## What is asked:
Extract all lines from the data beneath that include the word "Isis".

## Material for this task:
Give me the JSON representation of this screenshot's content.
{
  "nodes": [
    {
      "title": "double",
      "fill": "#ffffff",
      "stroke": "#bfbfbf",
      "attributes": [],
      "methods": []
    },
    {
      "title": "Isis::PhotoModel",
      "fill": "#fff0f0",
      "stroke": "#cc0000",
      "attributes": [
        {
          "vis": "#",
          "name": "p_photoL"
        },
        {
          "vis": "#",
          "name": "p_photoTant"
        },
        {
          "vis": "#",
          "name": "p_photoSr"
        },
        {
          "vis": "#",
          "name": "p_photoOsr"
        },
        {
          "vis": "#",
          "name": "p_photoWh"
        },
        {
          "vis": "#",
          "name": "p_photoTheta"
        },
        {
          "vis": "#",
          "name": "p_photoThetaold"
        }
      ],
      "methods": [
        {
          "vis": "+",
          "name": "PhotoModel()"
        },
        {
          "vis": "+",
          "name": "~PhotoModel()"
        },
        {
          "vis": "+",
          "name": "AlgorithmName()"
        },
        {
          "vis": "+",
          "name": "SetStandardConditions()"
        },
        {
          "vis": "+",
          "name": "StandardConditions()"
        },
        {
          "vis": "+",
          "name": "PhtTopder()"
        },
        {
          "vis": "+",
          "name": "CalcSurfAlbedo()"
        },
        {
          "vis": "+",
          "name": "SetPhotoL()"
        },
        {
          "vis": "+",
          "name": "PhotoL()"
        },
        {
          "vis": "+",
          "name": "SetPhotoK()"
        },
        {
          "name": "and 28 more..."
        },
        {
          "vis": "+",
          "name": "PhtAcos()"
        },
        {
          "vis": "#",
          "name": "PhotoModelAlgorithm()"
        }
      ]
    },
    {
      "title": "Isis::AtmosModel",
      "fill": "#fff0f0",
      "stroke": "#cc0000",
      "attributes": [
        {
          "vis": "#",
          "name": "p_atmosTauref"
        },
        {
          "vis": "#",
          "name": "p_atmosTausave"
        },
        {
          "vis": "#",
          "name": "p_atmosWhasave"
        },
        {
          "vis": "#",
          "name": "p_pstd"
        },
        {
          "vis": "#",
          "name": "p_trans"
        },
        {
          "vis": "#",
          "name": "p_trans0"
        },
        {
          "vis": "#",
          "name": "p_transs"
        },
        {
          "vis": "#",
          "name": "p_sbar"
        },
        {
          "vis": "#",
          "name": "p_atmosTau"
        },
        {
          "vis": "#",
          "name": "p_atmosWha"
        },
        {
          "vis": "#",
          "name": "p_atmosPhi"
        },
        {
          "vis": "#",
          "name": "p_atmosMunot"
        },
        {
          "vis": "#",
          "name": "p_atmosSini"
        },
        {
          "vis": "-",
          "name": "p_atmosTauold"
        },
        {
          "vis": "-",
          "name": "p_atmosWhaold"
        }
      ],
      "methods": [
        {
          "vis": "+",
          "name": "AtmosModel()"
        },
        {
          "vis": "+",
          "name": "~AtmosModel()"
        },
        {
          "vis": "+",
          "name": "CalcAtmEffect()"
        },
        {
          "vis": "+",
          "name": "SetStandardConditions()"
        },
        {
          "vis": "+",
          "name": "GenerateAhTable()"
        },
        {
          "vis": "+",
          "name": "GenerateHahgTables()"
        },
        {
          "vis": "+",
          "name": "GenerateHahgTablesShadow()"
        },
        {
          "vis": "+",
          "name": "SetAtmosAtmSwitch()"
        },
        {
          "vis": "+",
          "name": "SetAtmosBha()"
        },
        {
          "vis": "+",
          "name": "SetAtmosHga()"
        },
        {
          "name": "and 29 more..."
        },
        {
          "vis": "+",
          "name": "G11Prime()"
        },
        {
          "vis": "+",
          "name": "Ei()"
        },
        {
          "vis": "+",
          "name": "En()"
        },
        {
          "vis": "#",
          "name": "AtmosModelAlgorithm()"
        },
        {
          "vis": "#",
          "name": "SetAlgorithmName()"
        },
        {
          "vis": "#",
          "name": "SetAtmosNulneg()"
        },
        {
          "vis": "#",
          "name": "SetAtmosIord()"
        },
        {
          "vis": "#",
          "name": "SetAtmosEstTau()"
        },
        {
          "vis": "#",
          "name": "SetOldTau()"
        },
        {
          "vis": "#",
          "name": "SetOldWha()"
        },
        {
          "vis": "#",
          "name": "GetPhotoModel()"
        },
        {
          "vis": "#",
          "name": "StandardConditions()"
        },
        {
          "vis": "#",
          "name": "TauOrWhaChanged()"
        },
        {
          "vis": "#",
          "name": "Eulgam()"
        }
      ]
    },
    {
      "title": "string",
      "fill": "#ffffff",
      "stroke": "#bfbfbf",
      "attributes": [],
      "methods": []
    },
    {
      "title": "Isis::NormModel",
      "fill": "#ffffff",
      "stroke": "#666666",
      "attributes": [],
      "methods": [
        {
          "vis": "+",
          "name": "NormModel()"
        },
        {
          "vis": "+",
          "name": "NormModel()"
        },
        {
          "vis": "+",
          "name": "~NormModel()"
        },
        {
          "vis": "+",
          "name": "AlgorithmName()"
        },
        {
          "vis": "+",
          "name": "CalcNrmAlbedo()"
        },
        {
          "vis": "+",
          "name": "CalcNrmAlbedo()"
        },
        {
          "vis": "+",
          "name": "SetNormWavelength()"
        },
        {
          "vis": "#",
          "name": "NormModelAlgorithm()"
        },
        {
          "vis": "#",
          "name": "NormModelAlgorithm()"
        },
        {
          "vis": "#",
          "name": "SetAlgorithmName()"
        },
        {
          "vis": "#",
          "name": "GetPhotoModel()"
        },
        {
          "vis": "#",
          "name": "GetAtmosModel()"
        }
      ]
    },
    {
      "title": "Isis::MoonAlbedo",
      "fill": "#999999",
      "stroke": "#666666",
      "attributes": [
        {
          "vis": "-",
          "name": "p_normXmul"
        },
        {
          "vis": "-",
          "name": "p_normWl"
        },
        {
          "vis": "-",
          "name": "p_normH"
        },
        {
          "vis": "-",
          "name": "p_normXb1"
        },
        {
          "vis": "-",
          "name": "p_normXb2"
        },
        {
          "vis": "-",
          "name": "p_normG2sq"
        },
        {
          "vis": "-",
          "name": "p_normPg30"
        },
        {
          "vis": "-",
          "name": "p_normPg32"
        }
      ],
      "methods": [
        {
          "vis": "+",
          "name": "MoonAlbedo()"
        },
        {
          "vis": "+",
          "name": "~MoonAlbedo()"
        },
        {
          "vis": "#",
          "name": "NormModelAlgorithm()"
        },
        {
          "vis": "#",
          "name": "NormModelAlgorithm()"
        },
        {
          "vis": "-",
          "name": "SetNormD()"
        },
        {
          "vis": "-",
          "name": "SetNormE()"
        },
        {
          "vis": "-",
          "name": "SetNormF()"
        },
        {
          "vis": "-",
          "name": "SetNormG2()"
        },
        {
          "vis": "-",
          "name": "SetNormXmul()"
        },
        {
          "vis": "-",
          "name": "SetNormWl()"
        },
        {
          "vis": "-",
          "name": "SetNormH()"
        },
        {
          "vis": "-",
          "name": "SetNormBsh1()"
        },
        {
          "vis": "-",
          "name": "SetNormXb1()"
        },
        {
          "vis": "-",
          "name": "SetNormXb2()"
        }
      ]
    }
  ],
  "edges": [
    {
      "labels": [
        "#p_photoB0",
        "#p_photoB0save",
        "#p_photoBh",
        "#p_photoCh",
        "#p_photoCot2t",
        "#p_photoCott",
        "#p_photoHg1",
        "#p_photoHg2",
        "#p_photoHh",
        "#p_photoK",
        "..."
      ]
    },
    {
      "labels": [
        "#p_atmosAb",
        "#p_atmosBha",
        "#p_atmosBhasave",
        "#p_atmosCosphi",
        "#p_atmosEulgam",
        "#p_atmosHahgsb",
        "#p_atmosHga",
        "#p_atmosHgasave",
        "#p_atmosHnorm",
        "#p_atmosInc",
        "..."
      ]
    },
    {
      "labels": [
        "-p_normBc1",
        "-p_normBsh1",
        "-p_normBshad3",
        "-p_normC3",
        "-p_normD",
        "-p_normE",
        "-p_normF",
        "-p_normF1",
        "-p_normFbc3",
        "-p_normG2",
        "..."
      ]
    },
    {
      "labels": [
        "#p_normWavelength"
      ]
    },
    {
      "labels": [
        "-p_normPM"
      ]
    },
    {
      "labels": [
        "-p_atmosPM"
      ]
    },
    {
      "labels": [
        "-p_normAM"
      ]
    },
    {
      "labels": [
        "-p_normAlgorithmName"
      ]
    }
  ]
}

## Output:
      "title": "Isis::PhotoModel",
      "title": "Isis::AtmosModel",
      "title": "Isis::NormModel",
      "title": "Isis::MoonAlbedo",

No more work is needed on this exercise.